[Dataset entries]
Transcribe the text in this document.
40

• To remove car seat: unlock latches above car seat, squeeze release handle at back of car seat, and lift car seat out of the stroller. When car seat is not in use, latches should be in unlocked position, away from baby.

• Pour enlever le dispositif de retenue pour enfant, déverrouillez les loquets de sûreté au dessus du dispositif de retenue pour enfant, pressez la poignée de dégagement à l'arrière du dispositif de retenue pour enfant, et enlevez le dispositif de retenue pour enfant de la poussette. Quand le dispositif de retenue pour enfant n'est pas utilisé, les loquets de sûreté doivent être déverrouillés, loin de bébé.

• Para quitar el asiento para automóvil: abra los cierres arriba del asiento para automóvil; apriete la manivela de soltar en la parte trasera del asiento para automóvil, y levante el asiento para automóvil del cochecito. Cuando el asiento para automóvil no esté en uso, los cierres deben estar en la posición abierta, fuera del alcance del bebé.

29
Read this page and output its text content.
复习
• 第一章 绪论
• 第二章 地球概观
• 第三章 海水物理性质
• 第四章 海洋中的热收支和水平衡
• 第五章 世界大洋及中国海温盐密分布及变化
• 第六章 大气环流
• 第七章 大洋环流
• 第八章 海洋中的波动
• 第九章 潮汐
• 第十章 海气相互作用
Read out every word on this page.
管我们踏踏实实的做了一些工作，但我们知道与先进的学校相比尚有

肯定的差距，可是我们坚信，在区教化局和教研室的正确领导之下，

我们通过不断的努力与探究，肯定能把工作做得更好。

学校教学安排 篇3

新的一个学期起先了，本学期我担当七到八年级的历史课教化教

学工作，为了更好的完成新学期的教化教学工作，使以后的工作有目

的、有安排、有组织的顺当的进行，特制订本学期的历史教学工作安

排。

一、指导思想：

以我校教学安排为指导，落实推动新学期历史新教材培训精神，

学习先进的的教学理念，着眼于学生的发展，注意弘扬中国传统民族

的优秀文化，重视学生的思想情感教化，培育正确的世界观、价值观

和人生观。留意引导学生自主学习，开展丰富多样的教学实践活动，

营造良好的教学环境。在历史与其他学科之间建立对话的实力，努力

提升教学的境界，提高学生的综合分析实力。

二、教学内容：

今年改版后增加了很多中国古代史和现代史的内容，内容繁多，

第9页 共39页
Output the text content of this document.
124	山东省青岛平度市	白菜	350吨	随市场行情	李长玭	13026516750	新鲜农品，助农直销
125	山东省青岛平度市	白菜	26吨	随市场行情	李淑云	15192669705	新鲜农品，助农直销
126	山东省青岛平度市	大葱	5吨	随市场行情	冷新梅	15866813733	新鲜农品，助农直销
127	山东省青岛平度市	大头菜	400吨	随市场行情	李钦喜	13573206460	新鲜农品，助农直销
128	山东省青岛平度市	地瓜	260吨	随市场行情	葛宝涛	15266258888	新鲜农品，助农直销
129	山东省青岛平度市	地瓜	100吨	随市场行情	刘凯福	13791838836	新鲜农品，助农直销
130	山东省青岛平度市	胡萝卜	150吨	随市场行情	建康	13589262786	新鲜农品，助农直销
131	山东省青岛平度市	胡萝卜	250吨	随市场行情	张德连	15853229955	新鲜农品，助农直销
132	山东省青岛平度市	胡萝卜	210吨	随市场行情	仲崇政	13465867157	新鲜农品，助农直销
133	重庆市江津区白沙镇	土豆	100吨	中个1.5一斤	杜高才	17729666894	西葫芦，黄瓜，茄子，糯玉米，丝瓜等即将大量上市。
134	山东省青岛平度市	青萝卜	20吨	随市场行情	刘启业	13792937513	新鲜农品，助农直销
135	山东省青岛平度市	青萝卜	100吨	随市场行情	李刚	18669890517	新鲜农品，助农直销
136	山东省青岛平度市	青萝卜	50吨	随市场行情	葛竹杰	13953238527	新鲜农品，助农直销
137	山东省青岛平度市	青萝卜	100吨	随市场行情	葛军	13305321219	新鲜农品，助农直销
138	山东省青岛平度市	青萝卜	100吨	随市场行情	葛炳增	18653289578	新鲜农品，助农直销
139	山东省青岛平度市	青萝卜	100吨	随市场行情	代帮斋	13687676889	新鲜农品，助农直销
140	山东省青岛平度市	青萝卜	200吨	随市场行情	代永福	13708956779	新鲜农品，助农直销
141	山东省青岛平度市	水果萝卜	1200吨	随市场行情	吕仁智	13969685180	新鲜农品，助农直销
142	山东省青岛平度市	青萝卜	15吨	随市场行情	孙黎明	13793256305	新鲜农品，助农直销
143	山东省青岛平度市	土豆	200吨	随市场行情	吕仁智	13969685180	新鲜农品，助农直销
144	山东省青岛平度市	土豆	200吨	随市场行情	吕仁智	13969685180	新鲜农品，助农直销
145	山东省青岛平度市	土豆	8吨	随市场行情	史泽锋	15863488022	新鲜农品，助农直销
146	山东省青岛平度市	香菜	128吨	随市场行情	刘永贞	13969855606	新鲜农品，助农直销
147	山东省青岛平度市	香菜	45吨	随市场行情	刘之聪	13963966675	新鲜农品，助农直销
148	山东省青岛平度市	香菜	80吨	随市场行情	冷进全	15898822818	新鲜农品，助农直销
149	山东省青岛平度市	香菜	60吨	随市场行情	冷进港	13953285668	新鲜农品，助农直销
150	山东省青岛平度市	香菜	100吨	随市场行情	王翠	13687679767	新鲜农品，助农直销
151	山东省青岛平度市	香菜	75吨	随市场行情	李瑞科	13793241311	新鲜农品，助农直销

**To be done:** Pick each line holding the word "Read" out of the listing.

**Written response:**
Read this page and output its text content.
Read out every word on this page.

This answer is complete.